* [Task instructions] Every line from the line containing "Give me the" through the final line below is to be repeated exactly; no other line is.

* [Exercise material]
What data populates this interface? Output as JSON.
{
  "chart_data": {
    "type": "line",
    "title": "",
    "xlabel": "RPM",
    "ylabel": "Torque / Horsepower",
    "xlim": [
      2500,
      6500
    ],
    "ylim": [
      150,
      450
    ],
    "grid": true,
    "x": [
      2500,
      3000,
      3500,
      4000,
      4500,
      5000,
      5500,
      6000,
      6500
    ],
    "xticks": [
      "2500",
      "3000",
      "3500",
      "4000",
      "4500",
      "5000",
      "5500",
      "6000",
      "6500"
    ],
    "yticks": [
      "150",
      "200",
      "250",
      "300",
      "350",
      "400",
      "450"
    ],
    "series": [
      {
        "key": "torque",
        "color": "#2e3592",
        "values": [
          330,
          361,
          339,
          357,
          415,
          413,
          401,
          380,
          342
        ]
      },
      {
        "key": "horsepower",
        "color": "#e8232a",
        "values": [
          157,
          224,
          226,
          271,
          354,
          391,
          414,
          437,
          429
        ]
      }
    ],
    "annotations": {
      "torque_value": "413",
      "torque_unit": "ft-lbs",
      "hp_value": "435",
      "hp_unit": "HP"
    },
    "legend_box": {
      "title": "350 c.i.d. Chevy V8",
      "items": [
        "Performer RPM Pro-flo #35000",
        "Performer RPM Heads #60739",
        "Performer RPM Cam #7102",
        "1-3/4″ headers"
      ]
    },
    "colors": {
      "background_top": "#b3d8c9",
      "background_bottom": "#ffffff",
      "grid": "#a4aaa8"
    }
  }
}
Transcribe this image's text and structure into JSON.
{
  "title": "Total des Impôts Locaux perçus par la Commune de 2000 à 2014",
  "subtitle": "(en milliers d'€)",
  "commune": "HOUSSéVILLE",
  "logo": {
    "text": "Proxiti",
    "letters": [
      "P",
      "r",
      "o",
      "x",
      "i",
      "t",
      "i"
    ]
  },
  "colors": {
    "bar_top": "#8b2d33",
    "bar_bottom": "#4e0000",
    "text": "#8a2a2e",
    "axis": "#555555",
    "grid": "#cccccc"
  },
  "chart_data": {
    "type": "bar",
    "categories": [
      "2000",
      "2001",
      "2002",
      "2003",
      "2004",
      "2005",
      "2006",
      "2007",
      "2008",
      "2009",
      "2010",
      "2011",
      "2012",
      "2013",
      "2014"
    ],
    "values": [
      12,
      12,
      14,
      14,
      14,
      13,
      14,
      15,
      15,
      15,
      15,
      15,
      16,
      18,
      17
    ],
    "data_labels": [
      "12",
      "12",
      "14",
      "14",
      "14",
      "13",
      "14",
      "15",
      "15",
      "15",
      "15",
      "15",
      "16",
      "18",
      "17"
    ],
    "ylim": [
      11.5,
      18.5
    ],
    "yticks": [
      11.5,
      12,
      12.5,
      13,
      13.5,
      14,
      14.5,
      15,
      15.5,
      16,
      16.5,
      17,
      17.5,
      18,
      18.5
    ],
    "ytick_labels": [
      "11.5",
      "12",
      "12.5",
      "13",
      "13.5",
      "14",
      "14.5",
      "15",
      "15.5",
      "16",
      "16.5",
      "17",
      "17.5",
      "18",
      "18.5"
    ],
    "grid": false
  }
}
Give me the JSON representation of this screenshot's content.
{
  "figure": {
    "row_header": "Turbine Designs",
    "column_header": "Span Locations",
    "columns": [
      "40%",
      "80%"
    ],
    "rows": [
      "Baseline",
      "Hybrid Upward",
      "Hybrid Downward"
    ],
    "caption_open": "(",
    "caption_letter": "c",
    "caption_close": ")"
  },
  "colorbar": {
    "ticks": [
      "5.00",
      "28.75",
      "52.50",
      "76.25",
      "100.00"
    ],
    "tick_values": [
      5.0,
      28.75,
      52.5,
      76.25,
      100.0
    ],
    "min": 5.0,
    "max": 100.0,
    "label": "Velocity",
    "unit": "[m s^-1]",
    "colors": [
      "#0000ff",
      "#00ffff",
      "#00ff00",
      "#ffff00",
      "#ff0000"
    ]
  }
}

* [Task answer]
Give me the JSON representation of this screenshot's content.
{
  "figure": {
    "row_header": "Turbine Designs",
    "column_header": "Span Locations",
    "columns": [
      "40%",
      "80%"
    ],
    "rows": [
      "Baseline",
      "Hybrid Upward",
      "Hybrid Downward"
    ],
    "caption_open": "(",
    "caption_letter": "c",
    "caption_close": ")"
  },
  "colorbar": {
    "ticks": [
      "5.00",
      "28.75",
      "52.50",
      "76.25",
      "100.00"
    ],
    "tick_values": [
      5.0,
      28.75,
      52.5,
      76.25,
      100.0
    ],
    "min": 5.0,
    "max": 100.0,
    "label": "Velocity",
    "unit": "[m s^-1]",
    "colors": [
      "#0000ff",
      "#00ffff",
      "#00ff00",
      "#ffff00",
      "#ff0000"
    ]
  }
}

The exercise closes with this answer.